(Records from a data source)
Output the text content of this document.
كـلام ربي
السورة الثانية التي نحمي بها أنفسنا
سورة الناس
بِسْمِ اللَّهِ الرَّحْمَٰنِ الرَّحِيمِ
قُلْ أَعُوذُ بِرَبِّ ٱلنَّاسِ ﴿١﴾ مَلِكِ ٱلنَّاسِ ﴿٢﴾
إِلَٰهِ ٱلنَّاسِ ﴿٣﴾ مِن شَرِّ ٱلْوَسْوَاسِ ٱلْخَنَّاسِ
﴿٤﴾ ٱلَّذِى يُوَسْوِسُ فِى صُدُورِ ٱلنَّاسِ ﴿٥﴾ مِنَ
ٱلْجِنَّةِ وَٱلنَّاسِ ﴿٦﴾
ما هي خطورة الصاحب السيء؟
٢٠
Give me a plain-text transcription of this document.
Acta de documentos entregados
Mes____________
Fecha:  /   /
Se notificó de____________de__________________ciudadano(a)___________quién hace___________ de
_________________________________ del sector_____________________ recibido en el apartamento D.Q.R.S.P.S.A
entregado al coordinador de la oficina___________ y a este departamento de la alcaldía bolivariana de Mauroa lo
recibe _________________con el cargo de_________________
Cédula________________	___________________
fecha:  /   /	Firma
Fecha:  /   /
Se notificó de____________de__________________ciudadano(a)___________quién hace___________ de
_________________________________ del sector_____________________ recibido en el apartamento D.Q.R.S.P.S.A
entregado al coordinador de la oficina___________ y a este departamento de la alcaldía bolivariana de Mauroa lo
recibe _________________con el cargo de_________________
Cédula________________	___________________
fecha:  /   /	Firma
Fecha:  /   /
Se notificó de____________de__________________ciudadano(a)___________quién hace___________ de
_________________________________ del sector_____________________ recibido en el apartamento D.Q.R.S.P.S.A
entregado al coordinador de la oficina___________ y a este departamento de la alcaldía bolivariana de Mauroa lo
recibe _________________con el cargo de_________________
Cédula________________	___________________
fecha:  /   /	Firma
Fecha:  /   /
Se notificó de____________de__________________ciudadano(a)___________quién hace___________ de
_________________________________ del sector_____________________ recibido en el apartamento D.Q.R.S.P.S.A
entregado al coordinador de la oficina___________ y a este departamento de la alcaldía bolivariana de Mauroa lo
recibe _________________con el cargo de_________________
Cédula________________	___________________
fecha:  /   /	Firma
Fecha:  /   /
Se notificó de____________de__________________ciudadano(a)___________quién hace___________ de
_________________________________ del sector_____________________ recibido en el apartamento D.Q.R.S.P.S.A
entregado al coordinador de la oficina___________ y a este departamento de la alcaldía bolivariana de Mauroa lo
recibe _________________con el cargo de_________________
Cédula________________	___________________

_STATED EXERCISE:_ Pick out all the lines with the word "this" in them and copy them.

_COMPLETED TASK:_
Output the text content of this document.
Give me a plain-text transcription of this document.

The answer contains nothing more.